Narrow the data below down to the lines containing "будет".

┄┄┄┄┄┄┄┄┄┄┄┄┄┄┄┄┄┄┄┄

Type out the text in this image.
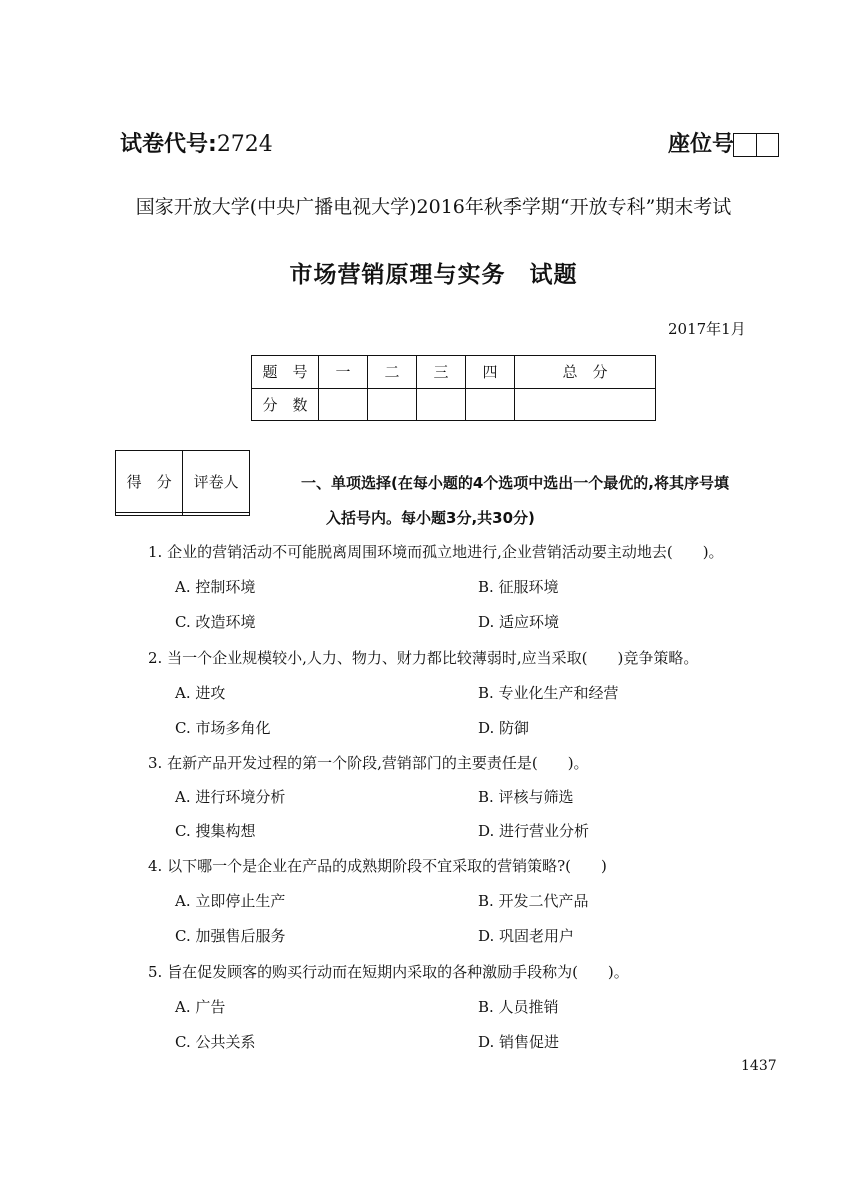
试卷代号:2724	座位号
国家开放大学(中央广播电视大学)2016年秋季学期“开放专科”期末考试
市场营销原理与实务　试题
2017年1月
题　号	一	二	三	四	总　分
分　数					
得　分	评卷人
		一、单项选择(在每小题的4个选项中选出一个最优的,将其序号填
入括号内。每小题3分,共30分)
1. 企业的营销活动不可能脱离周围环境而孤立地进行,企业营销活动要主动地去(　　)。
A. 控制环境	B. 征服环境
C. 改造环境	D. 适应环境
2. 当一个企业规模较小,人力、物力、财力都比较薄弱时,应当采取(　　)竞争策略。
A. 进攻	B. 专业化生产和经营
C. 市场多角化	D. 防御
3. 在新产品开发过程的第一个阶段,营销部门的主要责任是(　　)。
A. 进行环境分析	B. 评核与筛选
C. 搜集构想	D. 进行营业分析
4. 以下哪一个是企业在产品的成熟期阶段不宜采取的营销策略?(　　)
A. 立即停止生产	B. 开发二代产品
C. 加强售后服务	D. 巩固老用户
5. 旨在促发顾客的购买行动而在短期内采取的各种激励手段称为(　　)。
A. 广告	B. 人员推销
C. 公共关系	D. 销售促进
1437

┄┄┄┄┄┄┄┄┄┄┄┄┄┄┄┄┄┄┄┄

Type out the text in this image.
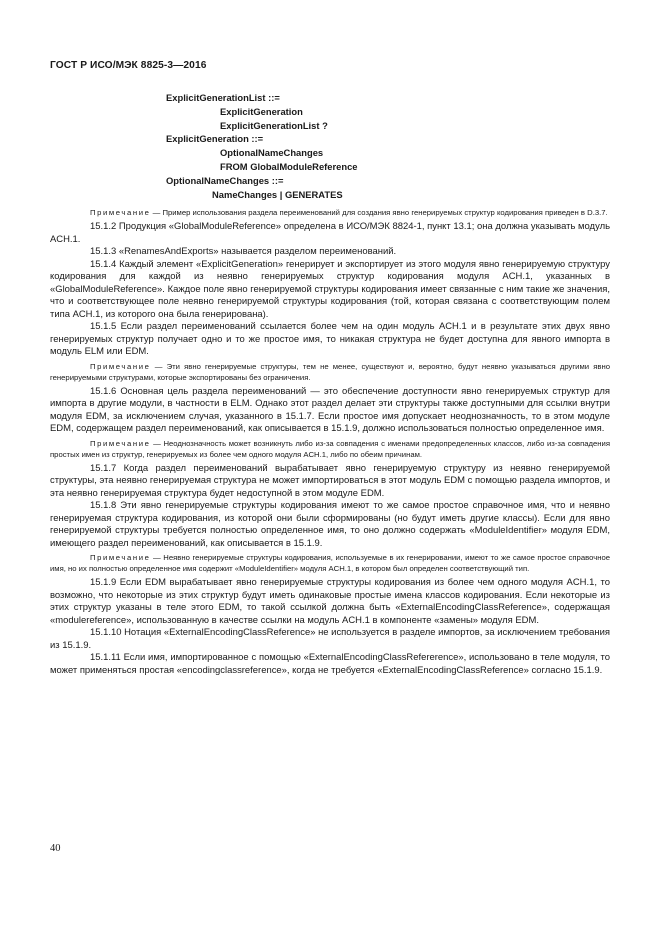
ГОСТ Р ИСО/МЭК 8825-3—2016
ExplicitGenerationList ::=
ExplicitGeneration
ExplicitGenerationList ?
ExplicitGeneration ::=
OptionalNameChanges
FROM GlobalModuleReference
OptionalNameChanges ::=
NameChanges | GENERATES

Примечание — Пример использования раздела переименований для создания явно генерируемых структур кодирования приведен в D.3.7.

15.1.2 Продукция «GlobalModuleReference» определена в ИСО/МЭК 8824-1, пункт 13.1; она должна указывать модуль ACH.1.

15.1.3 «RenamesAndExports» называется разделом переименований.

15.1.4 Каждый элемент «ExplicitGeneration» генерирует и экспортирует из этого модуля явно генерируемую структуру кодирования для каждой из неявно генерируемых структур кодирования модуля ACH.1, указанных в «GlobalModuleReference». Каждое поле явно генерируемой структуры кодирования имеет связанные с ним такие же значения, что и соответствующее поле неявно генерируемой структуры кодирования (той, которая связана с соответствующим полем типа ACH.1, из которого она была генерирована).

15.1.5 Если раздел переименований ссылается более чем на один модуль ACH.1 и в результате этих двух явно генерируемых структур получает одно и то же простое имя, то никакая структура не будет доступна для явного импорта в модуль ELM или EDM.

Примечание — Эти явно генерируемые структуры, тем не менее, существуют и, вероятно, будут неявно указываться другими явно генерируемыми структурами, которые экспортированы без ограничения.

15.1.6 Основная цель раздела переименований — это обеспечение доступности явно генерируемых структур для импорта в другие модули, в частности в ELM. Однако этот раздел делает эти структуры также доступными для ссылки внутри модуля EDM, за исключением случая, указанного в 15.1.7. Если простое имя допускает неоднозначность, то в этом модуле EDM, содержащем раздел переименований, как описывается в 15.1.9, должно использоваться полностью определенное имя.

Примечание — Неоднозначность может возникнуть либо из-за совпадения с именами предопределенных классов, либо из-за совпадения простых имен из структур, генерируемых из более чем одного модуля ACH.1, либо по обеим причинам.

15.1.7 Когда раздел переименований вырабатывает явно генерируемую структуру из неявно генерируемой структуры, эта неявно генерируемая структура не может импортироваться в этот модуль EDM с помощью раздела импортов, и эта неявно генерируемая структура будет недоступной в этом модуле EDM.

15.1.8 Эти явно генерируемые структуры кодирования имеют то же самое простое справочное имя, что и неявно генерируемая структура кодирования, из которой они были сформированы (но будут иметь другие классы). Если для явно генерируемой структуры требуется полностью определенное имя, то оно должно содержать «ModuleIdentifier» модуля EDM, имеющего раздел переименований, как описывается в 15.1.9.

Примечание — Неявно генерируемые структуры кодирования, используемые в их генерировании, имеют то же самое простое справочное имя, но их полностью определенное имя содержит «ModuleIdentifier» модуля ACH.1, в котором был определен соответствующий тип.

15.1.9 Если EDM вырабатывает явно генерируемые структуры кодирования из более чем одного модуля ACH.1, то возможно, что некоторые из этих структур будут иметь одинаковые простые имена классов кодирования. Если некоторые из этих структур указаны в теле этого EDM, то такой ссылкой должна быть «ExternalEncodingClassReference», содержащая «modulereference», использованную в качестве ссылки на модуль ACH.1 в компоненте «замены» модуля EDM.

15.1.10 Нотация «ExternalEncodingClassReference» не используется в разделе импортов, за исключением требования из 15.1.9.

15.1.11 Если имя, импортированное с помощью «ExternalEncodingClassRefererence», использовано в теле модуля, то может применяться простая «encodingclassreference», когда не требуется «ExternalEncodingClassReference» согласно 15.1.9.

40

┄┄┄┄┄┄┄┄┄┄┄┄┄┄┄┄┄┄┄┄

▶ **FINISHED TASK**
15.1.5 Если раздел переименований ссылается более чем на один модуль ACH.1 и в результате этих двух явно генерируемых структур получает одно и то же простое имя, то никакая структура не будет доступна для явного импорта в модуль ELM или EDM.
15.1.7 Когда раздел переименований вырабатывает явно генерируемую структуру из неявно генерируемой структуры, эта неявно генерируемая структура не может импортироваться в этот модуль EDM с помощью раздела импортов, и эта неявно генерируемая структура будет недоступной в этом модуле EDM.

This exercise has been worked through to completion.